Direction
Gather all lines in the data that hold the string "phòng".

Given records
————
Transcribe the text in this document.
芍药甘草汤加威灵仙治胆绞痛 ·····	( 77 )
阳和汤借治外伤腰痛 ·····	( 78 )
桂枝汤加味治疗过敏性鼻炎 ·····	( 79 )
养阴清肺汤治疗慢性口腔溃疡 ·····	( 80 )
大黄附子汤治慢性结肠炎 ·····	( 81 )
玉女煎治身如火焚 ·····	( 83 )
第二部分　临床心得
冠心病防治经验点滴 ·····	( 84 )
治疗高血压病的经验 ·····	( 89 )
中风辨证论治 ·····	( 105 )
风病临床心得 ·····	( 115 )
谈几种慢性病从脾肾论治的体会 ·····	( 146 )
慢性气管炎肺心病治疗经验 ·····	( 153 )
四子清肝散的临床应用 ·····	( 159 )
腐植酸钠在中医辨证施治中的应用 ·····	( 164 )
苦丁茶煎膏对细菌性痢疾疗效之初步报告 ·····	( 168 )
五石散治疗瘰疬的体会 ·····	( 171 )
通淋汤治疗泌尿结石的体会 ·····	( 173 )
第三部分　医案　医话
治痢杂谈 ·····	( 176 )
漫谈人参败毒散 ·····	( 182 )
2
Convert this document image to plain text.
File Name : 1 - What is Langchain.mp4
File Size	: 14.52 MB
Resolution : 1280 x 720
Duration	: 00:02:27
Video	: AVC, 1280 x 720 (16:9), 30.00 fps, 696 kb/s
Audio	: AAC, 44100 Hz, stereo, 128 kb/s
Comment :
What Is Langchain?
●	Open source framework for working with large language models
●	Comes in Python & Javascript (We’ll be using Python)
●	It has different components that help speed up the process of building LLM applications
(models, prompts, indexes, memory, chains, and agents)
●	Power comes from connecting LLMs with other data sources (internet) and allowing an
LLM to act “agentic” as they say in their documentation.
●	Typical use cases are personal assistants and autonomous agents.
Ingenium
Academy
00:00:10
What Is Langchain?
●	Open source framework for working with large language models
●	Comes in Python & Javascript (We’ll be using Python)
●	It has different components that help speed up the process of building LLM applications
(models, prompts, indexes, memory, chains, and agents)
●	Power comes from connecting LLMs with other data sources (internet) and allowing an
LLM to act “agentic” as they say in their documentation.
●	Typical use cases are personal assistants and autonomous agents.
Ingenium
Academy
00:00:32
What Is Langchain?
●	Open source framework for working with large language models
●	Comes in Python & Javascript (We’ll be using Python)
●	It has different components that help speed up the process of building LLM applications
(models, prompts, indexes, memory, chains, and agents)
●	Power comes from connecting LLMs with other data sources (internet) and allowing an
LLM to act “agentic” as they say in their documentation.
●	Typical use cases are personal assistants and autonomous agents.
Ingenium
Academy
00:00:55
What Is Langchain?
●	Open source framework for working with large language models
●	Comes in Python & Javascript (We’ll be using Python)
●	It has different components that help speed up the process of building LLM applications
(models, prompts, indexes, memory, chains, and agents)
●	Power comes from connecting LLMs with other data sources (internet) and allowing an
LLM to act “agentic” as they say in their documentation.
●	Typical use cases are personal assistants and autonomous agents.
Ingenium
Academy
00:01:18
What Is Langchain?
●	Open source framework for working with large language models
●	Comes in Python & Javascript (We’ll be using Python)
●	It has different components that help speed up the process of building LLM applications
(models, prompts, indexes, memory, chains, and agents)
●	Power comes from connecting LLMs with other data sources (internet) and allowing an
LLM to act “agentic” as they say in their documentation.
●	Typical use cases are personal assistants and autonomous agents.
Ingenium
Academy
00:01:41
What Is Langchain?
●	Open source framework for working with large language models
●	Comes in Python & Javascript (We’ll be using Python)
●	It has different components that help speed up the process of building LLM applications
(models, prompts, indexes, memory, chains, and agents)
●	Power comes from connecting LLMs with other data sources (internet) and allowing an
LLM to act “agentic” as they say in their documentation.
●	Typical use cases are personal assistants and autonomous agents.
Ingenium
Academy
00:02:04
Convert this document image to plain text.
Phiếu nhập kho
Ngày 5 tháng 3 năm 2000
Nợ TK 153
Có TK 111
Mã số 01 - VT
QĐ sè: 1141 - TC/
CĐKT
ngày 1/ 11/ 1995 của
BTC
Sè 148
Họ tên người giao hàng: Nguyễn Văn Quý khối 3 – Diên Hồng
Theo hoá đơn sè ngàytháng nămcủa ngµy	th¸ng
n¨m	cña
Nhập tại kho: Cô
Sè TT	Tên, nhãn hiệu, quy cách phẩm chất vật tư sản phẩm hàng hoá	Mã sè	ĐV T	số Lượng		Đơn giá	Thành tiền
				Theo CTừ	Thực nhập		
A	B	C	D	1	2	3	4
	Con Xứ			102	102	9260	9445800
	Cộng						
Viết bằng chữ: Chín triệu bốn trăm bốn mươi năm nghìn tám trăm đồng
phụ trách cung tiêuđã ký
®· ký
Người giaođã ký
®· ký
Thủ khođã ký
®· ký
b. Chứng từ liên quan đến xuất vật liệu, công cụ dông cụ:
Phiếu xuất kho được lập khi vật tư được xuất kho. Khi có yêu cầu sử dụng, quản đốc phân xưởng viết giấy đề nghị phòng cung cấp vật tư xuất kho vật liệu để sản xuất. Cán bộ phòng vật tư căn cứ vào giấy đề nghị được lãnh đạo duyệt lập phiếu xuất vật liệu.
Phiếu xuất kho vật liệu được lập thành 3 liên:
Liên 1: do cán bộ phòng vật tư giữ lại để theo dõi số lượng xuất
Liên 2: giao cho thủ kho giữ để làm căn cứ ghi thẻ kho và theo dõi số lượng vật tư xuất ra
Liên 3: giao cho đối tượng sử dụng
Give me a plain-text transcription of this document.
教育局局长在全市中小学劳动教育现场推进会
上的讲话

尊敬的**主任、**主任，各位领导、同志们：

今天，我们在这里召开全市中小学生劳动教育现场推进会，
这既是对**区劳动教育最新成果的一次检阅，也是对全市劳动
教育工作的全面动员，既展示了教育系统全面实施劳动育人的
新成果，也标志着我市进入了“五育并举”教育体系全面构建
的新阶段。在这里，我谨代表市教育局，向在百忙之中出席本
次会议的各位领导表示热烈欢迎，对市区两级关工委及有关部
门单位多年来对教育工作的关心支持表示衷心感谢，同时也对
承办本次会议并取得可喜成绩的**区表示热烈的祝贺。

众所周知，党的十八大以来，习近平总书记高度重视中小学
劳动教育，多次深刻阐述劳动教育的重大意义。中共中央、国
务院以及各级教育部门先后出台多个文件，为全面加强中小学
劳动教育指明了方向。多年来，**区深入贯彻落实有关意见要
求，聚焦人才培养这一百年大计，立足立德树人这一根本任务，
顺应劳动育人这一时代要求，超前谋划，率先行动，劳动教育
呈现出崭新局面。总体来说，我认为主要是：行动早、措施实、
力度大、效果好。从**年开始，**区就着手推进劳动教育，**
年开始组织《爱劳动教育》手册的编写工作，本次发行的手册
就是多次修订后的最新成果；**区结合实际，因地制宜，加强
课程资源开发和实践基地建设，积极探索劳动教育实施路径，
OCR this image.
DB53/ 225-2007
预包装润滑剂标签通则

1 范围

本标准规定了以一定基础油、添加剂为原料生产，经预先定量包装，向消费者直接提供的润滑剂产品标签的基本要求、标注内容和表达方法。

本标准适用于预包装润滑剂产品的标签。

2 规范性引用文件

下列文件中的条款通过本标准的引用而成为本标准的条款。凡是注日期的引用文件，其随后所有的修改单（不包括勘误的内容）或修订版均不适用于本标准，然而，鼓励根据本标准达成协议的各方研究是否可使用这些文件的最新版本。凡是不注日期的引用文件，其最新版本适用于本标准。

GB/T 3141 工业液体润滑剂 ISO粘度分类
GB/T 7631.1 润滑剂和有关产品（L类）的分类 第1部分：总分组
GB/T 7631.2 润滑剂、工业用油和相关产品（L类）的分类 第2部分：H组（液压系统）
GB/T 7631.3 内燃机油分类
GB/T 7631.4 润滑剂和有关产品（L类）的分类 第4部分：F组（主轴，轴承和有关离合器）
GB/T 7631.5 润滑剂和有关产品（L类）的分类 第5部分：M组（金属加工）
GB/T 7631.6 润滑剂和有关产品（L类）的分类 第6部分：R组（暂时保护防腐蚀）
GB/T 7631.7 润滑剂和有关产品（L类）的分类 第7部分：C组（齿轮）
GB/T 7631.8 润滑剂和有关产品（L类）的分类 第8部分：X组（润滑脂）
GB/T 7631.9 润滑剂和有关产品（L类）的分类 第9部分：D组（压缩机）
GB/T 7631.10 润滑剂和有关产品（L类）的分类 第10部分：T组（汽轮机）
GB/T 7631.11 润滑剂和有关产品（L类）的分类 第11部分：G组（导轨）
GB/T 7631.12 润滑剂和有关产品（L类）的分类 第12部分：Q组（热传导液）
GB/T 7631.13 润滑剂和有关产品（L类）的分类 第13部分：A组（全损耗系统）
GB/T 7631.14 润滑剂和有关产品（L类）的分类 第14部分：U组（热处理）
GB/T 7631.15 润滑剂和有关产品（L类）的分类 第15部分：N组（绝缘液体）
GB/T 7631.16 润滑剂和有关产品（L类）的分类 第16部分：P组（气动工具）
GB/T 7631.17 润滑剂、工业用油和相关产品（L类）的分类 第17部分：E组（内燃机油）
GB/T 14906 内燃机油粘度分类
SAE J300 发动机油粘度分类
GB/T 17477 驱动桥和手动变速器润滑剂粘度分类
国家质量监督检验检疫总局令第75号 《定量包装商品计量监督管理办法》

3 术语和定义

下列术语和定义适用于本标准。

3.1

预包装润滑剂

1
————
Response to this exercise
Phiếu xuất kho được lập khi vật tư được xuất kho. Khi có yêu cầu sử dụng, quản đốc phân xưởng viết giấy đề nghị phòng cung cấp vật tư xuất kho vật liệu để sản xuất. Cán bộ phòng vật tư căn cứ vào giấy đề nghị được lãnh đạo duyệt lập phiếu xuất vật liệu.
Liên 1: do cán bộ phòng vật tư giữ lại để theo dõi số lượng xuất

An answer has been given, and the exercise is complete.